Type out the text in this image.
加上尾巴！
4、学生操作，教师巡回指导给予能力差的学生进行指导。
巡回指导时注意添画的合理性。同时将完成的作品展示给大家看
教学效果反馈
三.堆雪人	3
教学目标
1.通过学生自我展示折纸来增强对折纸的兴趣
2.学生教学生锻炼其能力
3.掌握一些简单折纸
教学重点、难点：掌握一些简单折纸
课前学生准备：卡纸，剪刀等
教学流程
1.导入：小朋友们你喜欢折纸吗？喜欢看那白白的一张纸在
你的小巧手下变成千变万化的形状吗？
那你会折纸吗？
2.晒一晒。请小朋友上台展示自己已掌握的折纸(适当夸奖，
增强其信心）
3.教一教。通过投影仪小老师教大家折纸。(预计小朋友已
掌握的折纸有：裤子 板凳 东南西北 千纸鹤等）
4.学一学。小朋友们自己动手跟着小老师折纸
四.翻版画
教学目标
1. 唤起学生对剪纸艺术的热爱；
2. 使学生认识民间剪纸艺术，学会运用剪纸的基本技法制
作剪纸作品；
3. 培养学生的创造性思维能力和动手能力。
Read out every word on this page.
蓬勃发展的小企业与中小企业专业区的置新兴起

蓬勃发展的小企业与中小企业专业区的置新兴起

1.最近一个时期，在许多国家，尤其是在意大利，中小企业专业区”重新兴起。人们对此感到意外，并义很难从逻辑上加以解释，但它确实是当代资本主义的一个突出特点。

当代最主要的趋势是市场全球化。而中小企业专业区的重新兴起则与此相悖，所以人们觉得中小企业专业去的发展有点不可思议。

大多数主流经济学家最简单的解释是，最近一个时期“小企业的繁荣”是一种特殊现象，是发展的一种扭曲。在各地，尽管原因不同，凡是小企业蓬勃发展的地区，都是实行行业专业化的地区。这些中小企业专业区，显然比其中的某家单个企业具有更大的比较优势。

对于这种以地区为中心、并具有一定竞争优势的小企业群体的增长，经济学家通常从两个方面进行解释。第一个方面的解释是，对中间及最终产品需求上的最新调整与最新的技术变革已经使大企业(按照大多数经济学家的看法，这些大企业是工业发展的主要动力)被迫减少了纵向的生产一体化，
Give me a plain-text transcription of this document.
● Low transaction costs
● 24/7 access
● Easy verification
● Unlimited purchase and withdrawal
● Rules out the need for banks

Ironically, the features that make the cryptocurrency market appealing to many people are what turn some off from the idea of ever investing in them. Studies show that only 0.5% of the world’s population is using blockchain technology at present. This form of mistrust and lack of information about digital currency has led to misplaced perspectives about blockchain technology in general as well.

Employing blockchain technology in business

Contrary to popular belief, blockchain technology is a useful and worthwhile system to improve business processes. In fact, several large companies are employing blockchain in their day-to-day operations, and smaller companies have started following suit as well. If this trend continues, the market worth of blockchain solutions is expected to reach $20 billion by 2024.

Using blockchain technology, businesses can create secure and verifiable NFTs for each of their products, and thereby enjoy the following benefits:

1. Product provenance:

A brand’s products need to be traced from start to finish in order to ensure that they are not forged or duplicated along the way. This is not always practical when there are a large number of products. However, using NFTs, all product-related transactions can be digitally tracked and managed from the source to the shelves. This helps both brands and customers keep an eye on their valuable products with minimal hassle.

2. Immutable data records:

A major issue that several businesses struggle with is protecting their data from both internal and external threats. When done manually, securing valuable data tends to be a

Challenge: Show each line holding the word "from".

Worked answer:
Ironically, the features that make the cryptocurrency market appealing to many people are what turn some off from the idea of ever investing in them. Studies show that only 0.5% of the world’s population is using blockchain technology at present. This form of mistrust and lack of information about digital currency has led to misplaced perspectives about blockchain technology in general as well.
A brand’s products need to be traced from start to finish in order to ensure that they are not forged or duplicated along the way. This is not always practical when there are a large number of products. However, using NFTs, all product-related transactions can be digitally tracked and managed from the source to the shelves. This helps both brands and customers keep an eye on their valuable products with minimal hassle.
A major issue that several businesses struggle with is protecting their data from both internal and external threats. When done manually, securing valuable data tends to be a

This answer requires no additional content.